Treviso: That beautiful little city just around the corner

Treviso: That beautiful little city just around the corner

A country as beloved by Americans as Italy means there are a lot of tourists here. And while there’s technically nothing wrong with lots of tourists, the general consensus would be that high ratios of tourists greatly diminish the potential for experiencing a country as we dream of, stepping out of the predictability of our lives into a temporary, magical world where everything is different and fascinating. I’ll never forget the American woman who unknowingly cut into all of our “magical” experiences when she loudly announced at a restaurant in Venice, “Hey, y’all got somethin’ ta eat ’round here?”
I can’t tell you how many times I have been to Florence or Venice or Cinque Terre and felt sorry for some of the tourists. Now, don’t get me wrong – a trip to Florence is amazing no matter what. But an Italian vacation hitting only the most famous cities means never truly touching the spirit of the Italian lifestyle, which, technically, is what brings us here to begin with, right? Instead, I recommend with gusto – even if your next vacation outside of your country is short – scheduling in some time in a city off the beaten path, no matter how small and insignificant that city may seem. These are the places that incubate those travelling moments you’ll never forget.
Take Treviso for instance. With a mere 20 minute time investment on a train leaving from Venice every half hour or so, you’ll be so far from the crowds of tourists that you’ll think your train crossed you into some sort of other dimension instead of just transporting you 25 miles away. Impeccably maintained with remains of frescos adorning many buildings,
and lazy art-filled canals cutting through the center of town,
dotted by chic cafes and high quality osterias,
surprisingly even many other Italians don’t give this beautiful city its due credit.
My conversation announcing my trip to Treviso to my Bolognese English students went something like this:
“I’m going to Treviso Sunday!”
“Treviso? Why??”
“Because I want to go someplace new!”
“There’s nothing in Treviso. Don’t go there.”
But still itching to get out of Bologna and not wanting to spend a lot of money, I went anyway, inspired by the advice I found in the blog, Around and About Treviso. But because of my friends’ bad advice, I was so disillusioned about Treviso’s potential before I even arrived that I only scheduled about five hours of time to explore the city, thinking that would be more than enough time. Fortunately, I was quite mistaken.
——————
• _Problem 1_
According to the Treviso travel piece, how long does the train ride from Venice to Treviso take?
• _Problem 2_
Please write out word for word the section of the Treviso travel piece that begins with the words containing "But still itching" and ends with "was quite mistaken.".
——————
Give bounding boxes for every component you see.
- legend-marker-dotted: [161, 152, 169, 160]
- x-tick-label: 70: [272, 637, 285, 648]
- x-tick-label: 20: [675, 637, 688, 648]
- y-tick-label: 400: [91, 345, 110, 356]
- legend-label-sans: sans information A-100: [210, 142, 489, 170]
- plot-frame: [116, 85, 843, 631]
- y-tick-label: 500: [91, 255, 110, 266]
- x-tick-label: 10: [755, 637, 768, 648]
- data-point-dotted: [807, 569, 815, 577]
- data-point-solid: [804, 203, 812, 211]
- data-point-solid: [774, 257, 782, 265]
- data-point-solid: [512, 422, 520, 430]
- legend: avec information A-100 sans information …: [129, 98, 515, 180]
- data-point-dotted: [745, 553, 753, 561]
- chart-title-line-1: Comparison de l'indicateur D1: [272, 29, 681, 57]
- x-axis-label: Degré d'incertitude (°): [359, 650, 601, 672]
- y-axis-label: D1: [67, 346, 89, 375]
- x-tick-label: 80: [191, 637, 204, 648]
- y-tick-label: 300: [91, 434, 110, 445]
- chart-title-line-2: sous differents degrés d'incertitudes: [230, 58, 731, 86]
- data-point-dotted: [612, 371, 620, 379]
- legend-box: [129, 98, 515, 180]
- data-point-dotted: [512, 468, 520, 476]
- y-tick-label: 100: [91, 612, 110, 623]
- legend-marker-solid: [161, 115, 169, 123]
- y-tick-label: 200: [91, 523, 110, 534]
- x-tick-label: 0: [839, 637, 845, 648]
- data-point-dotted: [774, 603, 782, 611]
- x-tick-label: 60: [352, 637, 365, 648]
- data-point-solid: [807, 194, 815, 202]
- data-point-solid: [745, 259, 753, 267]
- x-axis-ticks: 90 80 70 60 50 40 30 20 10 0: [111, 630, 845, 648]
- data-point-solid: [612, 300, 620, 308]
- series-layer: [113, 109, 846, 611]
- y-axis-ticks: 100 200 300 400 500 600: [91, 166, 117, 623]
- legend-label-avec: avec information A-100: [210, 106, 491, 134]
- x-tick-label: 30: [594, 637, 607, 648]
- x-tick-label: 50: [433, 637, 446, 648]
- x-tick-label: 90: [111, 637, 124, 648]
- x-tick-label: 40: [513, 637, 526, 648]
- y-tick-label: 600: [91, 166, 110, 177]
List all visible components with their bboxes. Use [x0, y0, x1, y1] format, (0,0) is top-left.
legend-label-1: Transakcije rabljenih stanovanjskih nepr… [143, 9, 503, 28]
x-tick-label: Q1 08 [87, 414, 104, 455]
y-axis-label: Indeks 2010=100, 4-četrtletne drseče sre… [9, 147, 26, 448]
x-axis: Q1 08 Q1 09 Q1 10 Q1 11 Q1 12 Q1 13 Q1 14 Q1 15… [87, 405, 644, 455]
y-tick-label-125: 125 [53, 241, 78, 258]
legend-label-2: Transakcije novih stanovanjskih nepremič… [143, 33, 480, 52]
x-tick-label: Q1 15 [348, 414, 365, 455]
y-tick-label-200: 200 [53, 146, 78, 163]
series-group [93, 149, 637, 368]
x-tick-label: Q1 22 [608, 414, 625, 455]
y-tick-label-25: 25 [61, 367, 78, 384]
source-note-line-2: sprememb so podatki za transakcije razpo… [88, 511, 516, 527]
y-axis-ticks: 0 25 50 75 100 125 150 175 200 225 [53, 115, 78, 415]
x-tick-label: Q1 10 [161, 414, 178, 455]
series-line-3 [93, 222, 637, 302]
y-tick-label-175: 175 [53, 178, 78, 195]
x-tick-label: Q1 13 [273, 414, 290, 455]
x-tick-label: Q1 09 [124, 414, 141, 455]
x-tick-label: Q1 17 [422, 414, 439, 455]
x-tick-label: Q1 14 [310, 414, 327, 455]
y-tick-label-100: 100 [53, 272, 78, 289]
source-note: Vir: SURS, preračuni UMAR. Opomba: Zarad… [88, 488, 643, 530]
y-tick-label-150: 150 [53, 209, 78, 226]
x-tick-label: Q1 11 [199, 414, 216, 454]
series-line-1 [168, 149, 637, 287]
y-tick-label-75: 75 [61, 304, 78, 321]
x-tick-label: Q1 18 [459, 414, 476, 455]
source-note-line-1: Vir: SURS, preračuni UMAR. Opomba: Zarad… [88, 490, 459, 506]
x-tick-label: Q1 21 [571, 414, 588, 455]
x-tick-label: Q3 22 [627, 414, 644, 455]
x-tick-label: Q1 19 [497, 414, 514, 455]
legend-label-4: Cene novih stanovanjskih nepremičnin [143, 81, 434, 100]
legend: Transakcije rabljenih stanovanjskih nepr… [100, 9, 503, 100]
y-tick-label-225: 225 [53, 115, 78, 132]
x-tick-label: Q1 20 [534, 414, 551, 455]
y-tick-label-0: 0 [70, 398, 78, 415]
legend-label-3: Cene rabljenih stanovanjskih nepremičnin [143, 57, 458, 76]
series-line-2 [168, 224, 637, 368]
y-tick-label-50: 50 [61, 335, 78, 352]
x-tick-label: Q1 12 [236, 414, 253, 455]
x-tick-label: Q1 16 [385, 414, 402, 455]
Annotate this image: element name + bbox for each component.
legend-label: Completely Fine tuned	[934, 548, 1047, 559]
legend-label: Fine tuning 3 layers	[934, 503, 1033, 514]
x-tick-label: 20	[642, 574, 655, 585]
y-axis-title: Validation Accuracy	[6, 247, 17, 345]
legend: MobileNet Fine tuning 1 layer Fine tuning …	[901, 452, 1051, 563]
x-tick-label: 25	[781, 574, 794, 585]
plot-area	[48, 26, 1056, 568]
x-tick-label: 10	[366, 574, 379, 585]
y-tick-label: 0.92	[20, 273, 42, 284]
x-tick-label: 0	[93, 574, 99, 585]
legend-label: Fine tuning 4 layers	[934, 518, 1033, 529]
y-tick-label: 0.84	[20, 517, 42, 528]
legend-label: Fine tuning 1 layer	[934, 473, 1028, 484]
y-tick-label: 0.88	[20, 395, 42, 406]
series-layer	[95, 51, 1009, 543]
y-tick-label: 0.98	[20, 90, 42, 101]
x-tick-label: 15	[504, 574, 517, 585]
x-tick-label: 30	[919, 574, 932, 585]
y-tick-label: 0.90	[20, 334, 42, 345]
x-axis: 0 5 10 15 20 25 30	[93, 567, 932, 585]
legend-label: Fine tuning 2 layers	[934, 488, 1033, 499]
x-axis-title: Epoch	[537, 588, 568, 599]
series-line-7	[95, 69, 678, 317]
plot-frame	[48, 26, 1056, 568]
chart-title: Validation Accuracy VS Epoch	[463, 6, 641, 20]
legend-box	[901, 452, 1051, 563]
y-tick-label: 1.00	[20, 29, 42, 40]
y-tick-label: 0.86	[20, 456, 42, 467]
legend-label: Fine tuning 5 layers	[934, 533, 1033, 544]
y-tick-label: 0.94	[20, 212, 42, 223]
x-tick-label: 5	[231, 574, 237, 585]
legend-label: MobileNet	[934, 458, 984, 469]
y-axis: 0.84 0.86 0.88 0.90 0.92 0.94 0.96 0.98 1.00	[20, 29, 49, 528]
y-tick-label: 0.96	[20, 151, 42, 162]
——————
• _Exercise answer 1_
About 20 minutes.

• _Exercise answer 2_
But still itching to get out of Bologna and not wanting to spend a lot of money, I went anyway, inspired by the advice I found in the blog, Around and About Treviso. But because of my friends’ bad advice, I was so disillusioned about Treviso’s potential before I even arrived that I only scheduled about five hours of time to explore the city, thinking that would be more than enough time. Fortunately, I was quite mistaken.